● LISTING:
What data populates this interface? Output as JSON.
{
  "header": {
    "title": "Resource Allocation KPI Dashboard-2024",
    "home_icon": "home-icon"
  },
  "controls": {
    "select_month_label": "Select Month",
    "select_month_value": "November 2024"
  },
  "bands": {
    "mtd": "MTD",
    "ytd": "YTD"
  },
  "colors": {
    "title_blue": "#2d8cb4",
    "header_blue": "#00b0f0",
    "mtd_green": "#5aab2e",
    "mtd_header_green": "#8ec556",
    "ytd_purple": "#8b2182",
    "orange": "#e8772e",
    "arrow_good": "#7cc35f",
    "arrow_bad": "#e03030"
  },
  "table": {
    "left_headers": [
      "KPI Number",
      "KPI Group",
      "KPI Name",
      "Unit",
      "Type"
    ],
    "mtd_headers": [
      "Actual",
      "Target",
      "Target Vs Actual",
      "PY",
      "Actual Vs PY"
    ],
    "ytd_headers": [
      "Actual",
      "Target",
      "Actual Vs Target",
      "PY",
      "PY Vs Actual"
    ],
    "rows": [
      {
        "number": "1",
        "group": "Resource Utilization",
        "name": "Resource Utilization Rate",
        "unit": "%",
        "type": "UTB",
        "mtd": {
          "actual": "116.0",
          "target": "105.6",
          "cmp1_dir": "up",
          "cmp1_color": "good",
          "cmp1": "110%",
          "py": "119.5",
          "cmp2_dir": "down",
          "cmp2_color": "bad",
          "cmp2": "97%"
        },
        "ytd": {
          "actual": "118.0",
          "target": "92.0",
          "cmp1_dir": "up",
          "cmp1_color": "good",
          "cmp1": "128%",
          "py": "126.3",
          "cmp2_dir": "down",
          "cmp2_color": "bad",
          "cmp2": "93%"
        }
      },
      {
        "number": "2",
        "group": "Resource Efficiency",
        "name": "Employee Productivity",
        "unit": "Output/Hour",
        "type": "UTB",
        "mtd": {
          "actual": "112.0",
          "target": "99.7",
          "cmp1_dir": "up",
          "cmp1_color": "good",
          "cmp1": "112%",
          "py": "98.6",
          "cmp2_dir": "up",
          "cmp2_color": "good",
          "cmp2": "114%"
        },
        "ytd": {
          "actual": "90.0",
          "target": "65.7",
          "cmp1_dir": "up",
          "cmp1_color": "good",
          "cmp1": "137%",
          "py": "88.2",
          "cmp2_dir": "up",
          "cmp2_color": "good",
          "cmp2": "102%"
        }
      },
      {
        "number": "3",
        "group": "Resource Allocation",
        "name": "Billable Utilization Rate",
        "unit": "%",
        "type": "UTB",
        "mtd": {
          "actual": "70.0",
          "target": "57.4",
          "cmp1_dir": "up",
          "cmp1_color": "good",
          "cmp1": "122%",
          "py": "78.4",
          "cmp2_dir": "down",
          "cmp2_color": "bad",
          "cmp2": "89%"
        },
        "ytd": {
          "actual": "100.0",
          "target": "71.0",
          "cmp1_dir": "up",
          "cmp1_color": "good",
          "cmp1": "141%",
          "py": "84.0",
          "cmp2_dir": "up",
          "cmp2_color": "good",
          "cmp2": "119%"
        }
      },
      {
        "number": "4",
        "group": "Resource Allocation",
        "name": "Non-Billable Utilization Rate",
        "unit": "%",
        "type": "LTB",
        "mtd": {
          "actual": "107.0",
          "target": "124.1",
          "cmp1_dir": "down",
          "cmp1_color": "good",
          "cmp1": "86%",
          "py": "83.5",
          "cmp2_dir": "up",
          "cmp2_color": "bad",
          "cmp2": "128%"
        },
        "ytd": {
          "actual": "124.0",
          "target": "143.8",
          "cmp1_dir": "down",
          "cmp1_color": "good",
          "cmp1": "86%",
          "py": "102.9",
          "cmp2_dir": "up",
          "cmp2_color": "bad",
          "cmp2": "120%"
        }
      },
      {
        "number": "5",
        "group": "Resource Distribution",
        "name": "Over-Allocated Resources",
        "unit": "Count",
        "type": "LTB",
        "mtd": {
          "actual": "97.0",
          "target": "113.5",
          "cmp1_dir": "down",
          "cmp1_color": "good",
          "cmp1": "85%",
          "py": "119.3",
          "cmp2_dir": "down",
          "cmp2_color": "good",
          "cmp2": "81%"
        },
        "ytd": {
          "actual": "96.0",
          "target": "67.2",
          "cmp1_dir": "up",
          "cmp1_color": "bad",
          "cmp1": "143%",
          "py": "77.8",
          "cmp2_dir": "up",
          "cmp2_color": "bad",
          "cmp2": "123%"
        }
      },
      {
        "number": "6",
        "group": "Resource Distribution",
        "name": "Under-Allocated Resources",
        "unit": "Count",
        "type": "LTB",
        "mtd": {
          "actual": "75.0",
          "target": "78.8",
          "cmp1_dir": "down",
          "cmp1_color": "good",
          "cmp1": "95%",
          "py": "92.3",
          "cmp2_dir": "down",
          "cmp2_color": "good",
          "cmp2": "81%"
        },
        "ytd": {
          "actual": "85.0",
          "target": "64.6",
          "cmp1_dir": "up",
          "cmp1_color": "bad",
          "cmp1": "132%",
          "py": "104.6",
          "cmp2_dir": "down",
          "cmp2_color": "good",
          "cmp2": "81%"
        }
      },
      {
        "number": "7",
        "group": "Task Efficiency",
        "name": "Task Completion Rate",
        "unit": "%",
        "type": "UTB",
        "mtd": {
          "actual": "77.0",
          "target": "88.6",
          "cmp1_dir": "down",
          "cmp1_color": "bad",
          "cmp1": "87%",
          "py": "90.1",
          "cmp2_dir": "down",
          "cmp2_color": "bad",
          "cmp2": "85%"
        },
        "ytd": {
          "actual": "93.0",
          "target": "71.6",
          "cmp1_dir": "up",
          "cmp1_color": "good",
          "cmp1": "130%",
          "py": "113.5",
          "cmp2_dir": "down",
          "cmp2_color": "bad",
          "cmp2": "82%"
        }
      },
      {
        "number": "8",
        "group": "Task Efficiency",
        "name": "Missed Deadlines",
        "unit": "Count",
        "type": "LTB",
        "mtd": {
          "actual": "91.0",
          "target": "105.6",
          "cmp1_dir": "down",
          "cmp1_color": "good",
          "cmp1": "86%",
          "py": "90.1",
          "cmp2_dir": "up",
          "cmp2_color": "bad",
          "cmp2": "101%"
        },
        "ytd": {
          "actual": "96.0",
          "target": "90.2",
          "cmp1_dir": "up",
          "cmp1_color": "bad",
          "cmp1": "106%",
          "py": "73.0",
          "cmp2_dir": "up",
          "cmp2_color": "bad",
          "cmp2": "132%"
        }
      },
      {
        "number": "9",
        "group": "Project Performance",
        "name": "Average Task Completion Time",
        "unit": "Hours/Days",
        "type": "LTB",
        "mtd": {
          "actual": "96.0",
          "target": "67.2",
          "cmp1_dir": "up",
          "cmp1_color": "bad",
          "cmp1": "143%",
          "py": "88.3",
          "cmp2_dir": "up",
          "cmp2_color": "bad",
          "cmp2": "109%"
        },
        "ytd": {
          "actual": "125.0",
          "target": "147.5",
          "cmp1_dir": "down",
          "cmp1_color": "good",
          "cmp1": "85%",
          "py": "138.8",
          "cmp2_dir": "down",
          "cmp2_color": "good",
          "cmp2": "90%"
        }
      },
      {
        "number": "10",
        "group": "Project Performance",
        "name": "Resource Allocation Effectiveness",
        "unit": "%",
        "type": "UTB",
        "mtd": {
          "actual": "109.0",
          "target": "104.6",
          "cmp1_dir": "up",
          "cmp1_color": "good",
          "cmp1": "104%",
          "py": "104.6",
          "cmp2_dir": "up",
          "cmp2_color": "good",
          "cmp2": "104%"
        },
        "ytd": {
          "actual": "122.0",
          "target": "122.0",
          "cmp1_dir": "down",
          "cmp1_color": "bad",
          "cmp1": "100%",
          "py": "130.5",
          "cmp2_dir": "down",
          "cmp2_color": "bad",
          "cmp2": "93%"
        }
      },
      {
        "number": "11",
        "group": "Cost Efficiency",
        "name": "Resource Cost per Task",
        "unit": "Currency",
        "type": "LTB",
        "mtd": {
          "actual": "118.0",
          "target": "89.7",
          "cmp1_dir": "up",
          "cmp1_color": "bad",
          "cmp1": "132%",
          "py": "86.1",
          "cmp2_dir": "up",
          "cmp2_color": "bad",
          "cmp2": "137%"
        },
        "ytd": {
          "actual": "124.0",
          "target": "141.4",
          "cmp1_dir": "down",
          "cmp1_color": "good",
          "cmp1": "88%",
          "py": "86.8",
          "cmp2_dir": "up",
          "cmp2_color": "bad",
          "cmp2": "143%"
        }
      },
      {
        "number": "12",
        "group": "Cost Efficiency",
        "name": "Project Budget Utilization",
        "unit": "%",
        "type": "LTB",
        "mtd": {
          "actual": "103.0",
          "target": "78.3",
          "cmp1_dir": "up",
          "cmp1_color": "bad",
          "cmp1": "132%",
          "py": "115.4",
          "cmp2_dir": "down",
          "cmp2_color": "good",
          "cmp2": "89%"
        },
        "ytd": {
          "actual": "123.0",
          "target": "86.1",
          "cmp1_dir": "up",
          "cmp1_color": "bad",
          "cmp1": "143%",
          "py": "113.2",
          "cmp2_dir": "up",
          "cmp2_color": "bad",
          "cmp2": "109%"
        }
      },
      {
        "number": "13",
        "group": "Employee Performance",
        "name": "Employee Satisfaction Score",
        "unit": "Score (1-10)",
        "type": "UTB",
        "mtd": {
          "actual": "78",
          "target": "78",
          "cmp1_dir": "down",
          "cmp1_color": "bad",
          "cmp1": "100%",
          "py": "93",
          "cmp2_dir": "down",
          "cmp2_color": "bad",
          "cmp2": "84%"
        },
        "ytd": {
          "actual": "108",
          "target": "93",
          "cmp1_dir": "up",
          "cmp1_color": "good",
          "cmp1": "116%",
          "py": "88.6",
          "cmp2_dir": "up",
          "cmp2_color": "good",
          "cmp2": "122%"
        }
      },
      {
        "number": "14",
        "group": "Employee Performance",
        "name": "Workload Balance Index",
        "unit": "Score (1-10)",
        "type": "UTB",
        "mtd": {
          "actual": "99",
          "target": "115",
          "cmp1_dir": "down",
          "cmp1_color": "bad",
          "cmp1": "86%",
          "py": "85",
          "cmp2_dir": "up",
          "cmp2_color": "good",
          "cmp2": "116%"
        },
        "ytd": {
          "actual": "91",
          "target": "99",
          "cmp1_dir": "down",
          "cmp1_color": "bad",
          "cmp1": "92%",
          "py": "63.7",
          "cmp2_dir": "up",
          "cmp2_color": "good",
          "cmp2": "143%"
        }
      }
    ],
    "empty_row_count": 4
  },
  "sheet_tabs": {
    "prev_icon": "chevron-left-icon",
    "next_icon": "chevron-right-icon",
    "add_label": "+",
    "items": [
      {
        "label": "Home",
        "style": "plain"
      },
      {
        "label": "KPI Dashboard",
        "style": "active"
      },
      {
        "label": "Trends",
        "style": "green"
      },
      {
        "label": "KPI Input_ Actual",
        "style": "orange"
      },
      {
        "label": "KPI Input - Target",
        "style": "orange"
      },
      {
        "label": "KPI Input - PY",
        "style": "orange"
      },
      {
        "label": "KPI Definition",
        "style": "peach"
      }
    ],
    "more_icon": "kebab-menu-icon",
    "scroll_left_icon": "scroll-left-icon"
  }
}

● WHAT YOU SHOULD DO: Locate the string "icon" in the listing above and copy every line where it occurs.

● ANSWER TO THE TASK:
    "home_icon": "home-icon"
    "prev_icon": "chevron-left-icon",
    "next_icon": "chevron-right-icon",
    "more_icon": "kebab-menu-icon",
    "scroll_left_icon": "scroll-left-icon"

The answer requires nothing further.